(Stored data entries)

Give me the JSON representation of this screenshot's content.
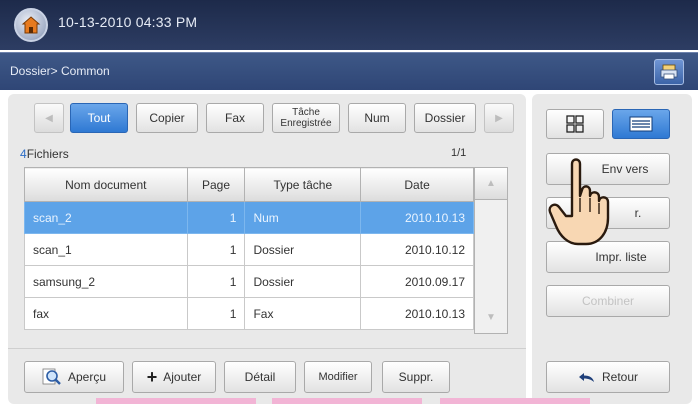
{
  "header": {
    "datetime": "10-13-2010 04:33 PM",
    "home_icon": "home-icon"
  },
  "path": {
    "text": "Dossier> Common",
    "job_icon": "job-status-icon"
  },
  "filter_tabs": [
    {
      "label": "Tout",
      "selected": true
    },
    {
      "label": "Copier",
      "selected": false
    },
    {
      "label": "Fax",
      "selected": false
    },
    {
      "label": "Tâche\nEnregistrée",
      "selected": false
    },
    {
      "label": "Num",
      "selected": false
    },
    {
      "label": "Dossier",
      "selected": false
    }
  ],
  "files": {
    "count": "4",
    "label": "Fichiers",
    "page": "1/1"
  },
  "table": {
    "headers": [
      "Nom document",
      "Page",
      "Type tâche",
      "Date"
    ],
    "rows": [
      {
        "name": "scan_2",
        "pages": "1",
        "type": "Num",
        "date": "2010.10.13",
        "selected": true
      },
      {
        "name": "scan_1",
        "pages": "1",
        "type": "Dossier",
        "date": "2010.10.12",
        "selected": false
      },
      {
        "name": "samsung_2",
        "pages": "1",
        "type": "Dossier",
        "date": "2010.09.17",
        "selected": false
      },
      {
        "name": "fax",
        "pages": "1",
        "type": "Fax",
        "date": "2010.10.13",
        "selected": false
      }
    ]
  },
  "bottom_buttons": {
    "preview": "Aperçu",
    "add": "Ajouter",
    "detail": "Détail",
    "modify": "Modifier",
    "delete": "Suppr."
  },
  "right_panel": {
    "view_grid_icon": "grid-view-icon",
    "view_list_icon": "list-view-icon",
    "send": "Env vers",
    "print_partial": "r.",
    "print_list": "Impr. liste",
    "combine": "Combiner",
    "back": "Retour"
  },
  "colors": {
    "accent": "#2f79d3",
    "selected_row": "#5da3e8",
    "topbar": "#1d2a4a"
  }
}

- [Problem description]
Set the entries down again exactly. Do not include the images.

- [Task result]
Give me the JSON representation of this screenshot's content.
{
  "header": {
    "datetime": "10-13-2010 04:33 PM",
    "home_icon": "home-icon"
  },
  "path": {
    "text": "Dossier> Common",
    "job_icon": "job-status-icon"
  },
  "filter_tabs": [
    {
      "label": "Tout",
      "selected": true
    },
    {
      "label": "Copier",
      "selected": false
    },
    {
      "label": "Fax",
      "selected": false
    },
    {
      "label": "Tâche\nEnregistrée",
      "selected": false
    },
    {
      "label": "Num",
      "selected": false
    },
    {
      "label": "Dossier",
      "selected": false
    }
  ],
  "files": {
    "count": "4",
    "label": "Fichiers",
    "page": "1/1"
  },
  "table": {
    "headers": [
      "Nom document",
      "Page",
      "Type tâche",
      "Date"
    ],
    "rows": [
      {
        "name": "scan_2",
        "pages": "1",
        "type": "Num",
        "date": "2010.10.13",
        "selected": true
      },
      {
        "name": "scan_1",
        "pages": "1",
        "type": "Dossier",
        "date": "2010.10.12",
        "selected": false
      },
      {
        "name": "samsung_2",
        "pages": "1",
        "type": "Dossier",
        "date": "2010.09.17",
        "selected": false
      },
      {
        "name": "fax",
        "pages": "1",
        "type": "Fax",
        "date": "2010.10.13",
        "selected": false
      }
    ]
  },
  "bottom_buttons": {
    "preview": "Aperçu",
    "add": "Ajouter",
    "detail": "Détail",
    "modify": "Modifier",
    "delete": "Suppr."
  },
  "right_panel": {
    "view_grid_icon": "grid-view-icon",
    "view_list_icon": "list-view-icon",
    "send": "Env vers",
    "print_partial": "r.",
    "print_list": "Impr. liste",
    "combine": "Combiner",
    "back": "Retour"
  },
  "colors": {
    "accent": "#2f79d3",
    "selected_row": "#5da3e8",
    "topbar": "#1d2a4a"
  }
}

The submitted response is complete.